__What to work on__.
Take every line that has the string "рублей" and copy it out.
===== Supplied material =====
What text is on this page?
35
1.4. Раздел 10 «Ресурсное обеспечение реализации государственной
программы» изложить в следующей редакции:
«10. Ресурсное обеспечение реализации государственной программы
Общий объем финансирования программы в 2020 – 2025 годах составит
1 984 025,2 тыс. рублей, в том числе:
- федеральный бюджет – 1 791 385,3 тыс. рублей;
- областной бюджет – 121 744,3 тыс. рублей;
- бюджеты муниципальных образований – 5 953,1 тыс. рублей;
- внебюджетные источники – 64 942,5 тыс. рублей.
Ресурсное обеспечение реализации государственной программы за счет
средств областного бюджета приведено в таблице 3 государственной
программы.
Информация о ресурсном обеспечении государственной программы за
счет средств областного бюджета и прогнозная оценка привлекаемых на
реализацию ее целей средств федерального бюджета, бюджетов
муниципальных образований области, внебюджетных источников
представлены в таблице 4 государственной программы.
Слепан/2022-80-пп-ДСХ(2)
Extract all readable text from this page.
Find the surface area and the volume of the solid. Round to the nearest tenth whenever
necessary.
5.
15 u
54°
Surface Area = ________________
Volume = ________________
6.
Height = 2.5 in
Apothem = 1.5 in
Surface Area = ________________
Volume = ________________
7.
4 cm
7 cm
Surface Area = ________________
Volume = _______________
=====
__Task output__.
1 984 025,2 тыс. рублей, в том числе:
- федеральный бюджет – 1 791 385,3 тыс. рублей;
- областной бюджет – 121 744,3 тыс. рублей;
- бюджеты муниципальных образований – 5 953,1 тыс. рублей;
- внебюджетные источники – 64 942,5 тыс. рублей.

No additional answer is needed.